━━━ INPUT RECORDS ━━━

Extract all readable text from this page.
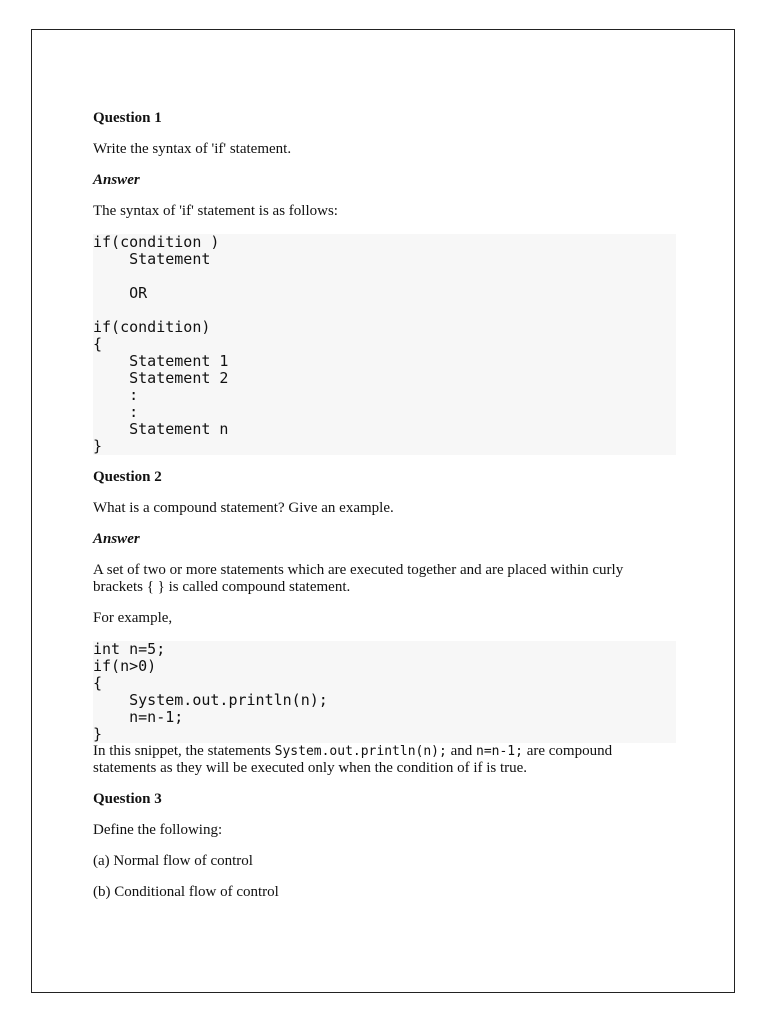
Question 1
Write the syntax of 'if' statement.
Answer
The syntax of 'if' statement is as follows:
if(condition )
Statement

OR

if(condition)
{
Statement 1
Statement 2
:
:
Statement n
}
Question 2
What is a compound statement? Give an example.
Answer
A set of two or more statements which are executed together and are placed within curly brackets { } is called compound statement.
For example,
int n=5;
if(n>0)
{
System.out.println(n);
n=n-1;
}
In this snippet, the statements System.out.println(n); and n=n-1; are compound statements as they will be executed only when the condition of if is true.
Question 3
Define the following:
(a) Normal flow of control
(b) Conditional flow of control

━━━

→ **WORK TO BE COMPLETED**
All of the records above must be copied exactly, except for the pictures.

→ **TASK RESULT**
Extract all readable text from this page.
Question 1
Write the syntax of 'if' statement.
Answer
The syntax of 'if' statement is as follows:
if(condition )
Statement

OR

if(condition)
{
Statement 1
Statement 2
:
:
Statement n
}
Question 2
What is a compound statement? Give an example.
Answer
A set of two or more statements which are executed together and are placed within curly brackets { } is called compound statement.
For example,
int n=5;
if(n>0)
{
System.out.println(n);
n=n-1;
}
In this snippet, the statements System.out.println(n); and n=n-1; are compound statements as they will be executed only when the condition of if is true.
Question 3
Define the following:
(a) Normal flow of control
(b) Conditional flow of control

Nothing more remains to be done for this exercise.